Excerpts from a transcription dataset
◇ ◇ ◇
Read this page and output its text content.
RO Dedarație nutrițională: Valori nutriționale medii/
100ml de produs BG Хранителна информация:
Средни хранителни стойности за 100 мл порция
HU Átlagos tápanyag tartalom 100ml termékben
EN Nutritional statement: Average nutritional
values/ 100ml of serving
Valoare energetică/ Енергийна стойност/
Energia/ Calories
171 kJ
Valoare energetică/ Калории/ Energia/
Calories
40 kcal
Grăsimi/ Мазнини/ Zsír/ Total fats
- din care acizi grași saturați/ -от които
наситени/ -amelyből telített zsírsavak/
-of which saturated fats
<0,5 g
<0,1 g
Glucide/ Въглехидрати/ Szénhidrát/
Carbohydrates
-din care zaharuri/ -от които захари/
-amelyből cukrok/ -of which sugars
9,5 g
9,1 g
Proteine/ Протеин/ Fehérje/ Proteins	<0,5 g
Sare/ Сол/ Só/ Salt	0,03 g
◇ ◇ ◇
TO DO:
With no line omitted, copy all the data exactly.

OUTPUT:
Read this page and output its text content.
RO Dedarație nutrițională: Valori nutriționale medii/
100ml de produs BG Хранителна информация:
Средни хранителни стойности за 100 мл порция
HU Átlagos tápanyag tartalom 100ml termékben
EN Nutritional statement: Average nutritional
values/ 100ml of serving
Valoare energetică/ Енергийна стойност/
Energia/ Calories
171 kJ
Valoare energetică/ Калории/ Energia/
Calories
40 kcal
Grăsimi/ Мазнини/ Zsír/ Total fats
- din care acizi grași saturați/ -от които
наситени/ -amelyből telített zsírsavak/
-of which saturated fats
<0,5 g
<0,1 g
Glucide/ Въглехидрати/ Szénhidrát/
Carbohydrates
-din care zaharuri/ -от които захари/
-amelyből cukrok/ -of which sugars
9,5 g
9,1 g
Proteine/ Протеин/ Fehérje/ Proteins	<0,5 g
Sare/ Сол/ Só/ Salt	0,03 g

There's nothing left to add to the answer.